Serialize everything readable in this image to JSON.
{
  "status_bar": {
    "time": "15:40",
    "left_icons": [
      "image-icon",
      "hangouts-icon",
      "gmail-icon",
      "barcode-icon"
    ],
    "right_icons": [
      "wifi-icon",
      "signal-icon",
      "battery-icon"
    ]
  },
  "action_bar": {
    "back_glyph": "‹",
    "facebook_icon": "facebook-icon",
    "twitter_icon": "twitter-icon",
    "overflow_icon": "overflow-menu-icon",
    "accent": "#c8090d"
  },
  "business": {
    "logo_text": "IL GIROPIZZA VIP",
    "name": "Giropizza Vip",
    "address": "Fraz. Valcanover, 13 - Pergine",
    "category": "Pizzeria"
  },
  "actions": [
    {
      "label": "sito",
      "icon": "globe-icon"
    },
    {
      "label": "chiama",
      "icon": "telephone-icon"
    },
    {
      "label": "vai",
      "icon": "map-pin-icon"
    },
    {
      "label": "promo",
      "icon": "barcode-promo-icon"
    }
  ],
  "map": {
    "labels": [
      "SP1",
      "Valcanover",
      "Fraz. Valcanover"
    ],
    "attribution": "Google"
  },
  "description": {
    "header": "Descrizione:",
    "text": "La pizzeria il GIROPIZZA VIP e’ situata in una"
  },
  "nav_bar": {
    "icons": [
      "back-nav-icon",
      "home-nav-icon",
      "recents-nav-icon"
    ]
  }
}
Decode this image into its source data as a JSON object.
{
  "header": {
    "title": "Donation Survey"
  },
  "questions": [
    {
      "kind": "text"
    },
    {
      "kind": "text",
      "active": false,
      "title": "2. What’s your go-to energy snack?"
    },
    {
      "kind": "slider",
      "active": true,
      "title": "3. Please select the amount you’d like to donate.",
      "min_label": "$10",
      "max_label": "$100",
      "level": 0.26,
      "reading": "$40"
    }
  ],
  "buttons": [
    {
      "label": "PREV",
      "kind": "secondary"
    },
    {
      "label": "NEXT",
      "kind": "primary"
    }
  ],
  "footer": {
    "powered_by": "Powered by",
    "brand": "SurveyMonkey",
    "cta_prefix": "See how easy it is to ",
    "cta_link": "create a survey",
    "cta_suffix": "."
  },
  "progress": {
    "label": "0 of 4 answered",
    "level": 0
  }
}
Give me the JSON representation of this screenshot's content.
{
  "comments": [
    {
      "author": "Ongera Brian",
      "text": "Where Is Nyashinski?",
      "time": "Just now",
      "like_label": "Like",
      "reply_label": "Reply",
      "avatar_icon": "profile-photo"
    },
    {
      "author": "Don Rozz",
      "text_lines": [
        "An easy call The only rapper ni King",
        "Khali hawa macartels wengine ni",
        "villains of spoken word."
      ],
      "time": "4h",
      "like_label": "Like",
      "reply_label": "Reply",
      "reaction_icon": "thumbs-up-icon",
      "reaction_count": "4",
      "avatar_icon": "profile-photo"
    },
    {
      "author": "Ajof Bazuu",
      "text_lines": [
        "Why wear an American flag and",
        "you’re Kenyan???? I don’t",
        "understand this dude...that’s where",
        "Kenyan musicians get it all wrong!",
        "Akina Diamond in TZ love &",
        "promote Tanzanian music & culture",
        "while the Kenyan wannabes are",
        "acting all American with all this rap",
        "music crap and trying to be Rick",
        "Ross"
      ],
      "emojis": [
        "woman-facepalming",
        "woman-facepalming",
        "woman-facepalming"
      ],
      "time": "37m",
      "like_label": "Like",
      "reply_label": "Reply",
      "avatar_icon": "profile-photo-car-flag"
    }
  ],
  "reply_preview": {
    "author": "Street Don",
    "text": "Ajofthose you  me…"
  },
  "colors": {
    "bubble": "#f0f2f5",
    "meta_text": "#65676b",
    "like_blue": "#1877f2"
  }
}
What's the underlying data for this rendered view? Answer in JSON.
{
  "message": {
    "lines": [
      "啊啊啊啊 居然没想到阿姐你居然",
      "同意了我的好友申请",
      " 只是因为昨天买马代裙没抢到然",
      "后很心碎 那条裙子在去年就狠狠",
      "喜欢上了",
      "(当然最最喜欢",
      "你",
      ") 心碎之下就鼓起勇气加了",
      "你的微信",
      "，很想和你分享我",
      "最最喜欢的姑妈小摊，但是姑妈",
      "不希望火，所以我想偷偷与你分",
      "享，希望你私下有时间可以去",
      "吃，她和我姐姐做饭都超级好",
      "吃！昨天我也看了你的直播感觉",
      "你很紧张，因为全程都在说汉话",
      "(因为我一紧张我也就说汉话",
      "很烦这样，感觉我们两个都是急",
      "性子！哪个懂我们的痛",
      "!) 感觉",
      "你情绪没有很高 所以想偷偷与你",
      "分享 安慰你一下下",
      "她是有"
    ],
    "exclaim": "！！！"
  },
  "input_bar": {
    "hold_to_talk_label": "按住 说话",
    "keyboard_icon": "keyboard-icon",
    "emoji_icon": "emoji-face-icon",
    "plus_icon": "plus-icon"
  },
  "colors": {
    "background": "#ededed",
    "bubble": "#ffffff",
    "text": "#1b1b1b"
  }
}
━━━━━━━━━━━━━━━━━━━━━━━━━━━━━━
Give the entries once more, exactly as they appear.

Serialize everything readable in this image to JSON.
{
  "status_bar": {
    "time": "15:40",
    "left_icons": [
      "image-icon",
      "hangouts-icon",
      "gmail-icon",
      "barcode-icon"
    ],
    "right_icons": [
      "wifi-icon",
      "signal-icon",
      "battery-icon"
    ]
  },
  "action_bar": {
    "back_glyph": "‹",
    "facebook_icon": "facebook-icon",
    "twitter_icon": "twitter-icon",
    "overflow_icon": "overflow-menu-icon",
    "accent": "#c8090d"
  },
  "business": {
    "logo_text": "IL GIROPIZZA VIP",
    "name": "Giropizza Vip",
    "address": "Fraz. Valcanover, 13 - Pergine",
    "category": "Pizzeria"
  },
  "actions": [
    {
      "label": "sito",
      "icon": "globe-icon"
    },
    {
      "label": "chiama",
      "icon": "telephone-icon"
    },
    {
      "label": "vai",
      "icon": "map-pin-icon"
    },
    {
      "label": "promo",
      "icon": "barcode-promo-icon"
    }
  ],
  "map": {
    "labels": [
      "SP1",
      "Valcanover",
      "Fraz. Valcanover"
    ],
    "attribution": "Google"
  },
  "description": {
    "header": "Descrizione:",
    "text": "La pizzeria il GIROPIZZA VIP e’ situata in una"
  },
  "nav_bar": {
    "icons": [
      "back-nav-icon",
      "home-nav-icon",
      "recents-nav-icon"
    ]
  }
}
Decode this image into its source data as a JSON object.
{
  "header": {
    "title": "Donation Survey"
  },
  "questions": [
    {
      "kind": "text"
    },
    {
      "kind": "text",
      "active": false,
      "title": "2. What’s your go-to energy snack?"
    },
    {
      "kind": "slider",
      "active": true,
      "title": "3. Please select the amount you’d like to donate.",
      "min_label": "$10",
      "max_label": "$100",
      "level": 0.26,
      "reading": "$40"
    }
  ],
  "buttons": [
    {
      "label": "PREV",
      "kind": "secondary"
    },
    {
      "label": "NEXT",
      "kind": "primary"
    }
  ],
  "footer": {
    "powered_by": "Powered by",
    "brand": "SurveyMonkey",
    "cta_prefix": "See how easy it is to ",
    "cta_link": "create a survey",
    "cta_suffix": "."
  },
  "progress": {
    "label": "0 of 4 answered",
    "level": 0
  }
}
Give me the JSON representation of this screenshot's content.
{
  "comments": [
    {
      "author": "Ongera Brian",
      "text": "Where Is Nyashinski?",
      "time": "Just now",
      "like_label": "Like",
      "reply_label": "Reply",
      "avatar_icon": "profile-photo"
    },
    {
      "author": "Don Rozz",
      "text_lines": [
        "An easy call The only rapper ni King",
        "Khali hawa macartels wengine ni",
        "villains of spoken word."
      ],
      "time": "4h",
      "like_label": "Like",
      "reply_label": "Reply",
      "reaction_icon": "thumbs-up-icon",
      "reaction_count": "4",
      "avatar_icon": "profile-photo"
    },
    {
      "author": "Ajof Bazuu",
      "text_lines": [
        "Why wear an American flag and",
        "you’re Kenyan???? I don’t",
        "understand this dude...that’s where",
        "Kenyan musicians get it all wrong!",
        "Akina Diamond in TZ love &",
        "promote Tanzanian music & culture",
        "while the Kenyan wannabes are",
        "acting all American with all this rap",
        "music crap and trying to be Rick",
        "Ross"
      ],
      "emojis": [
        "woman-facepalming",
        "woman-facepalming",
        "woman-facepalming"
      ],
      "time": "37m",
      "like_label": "Like",
      "reply_label": "Reply",
      "avatar_icon": "profile-photo-car-flag"
    }
  ],
  "reply_preview": {
    "author": "Street Don",
    "text": "Ajofthose you  me…"
  },
  "colors": {
    "bubble": "#f0f2f5",
    "meta_text": "#65676b",
    "like_blue": "#1877f2"
  }
}
What's the underlying data for this rendered view? Answer in JSON.
{
  "message": {
    "lines": [
      "啊啊啊啊 居然没想到阿姐你居然",
      "同意了我的好友申请",
      " 只是因为昨天买马代裙没抢到然",
      "后很心碎 那条裙子在去年就狠狠",
      "喜欢上了",
      "(当然最最喜欢",
      "你",
      ") 心碎之下就鼓起勇气加了",
      "你的微信",
      "，很想和你分享我",
      "最最喜欢的姑妈小摊，但是姑妈",
      "不希望火，所以我想偷偷与你分",
      "享，希望你私下有时间可以去",
      "吃，她和我姐姐做饭都超级好",
      "吃！昨天我也看了你的直播感觉",
      "你很紧张，因为全程都在说汉话",
      "(因为我一紧张我也就说汉话",
      "很烦这样，感觉我们两个都是急",
      "性子！哪个懂我们的痛",
      "!) 感觉",
      "你情绪没有很高 所以想偷偷与你",
      "分享 安慰你一下下",
      "她是有"
    ],
    "exclaim": "！！！"
  },
  "input_bar": {
    "hold_to_talk_label": "按住 说话",
    "keyboard_icon": "keyboard-icon",
    "emoji_icon": "emoji-face-icon",
    "plus_icon": "plus-icon"
  },
  "colors": {
    "background": "#ededed",
    "bubble": "#ffffff",
    "text": "#1b1b1b"
  }
}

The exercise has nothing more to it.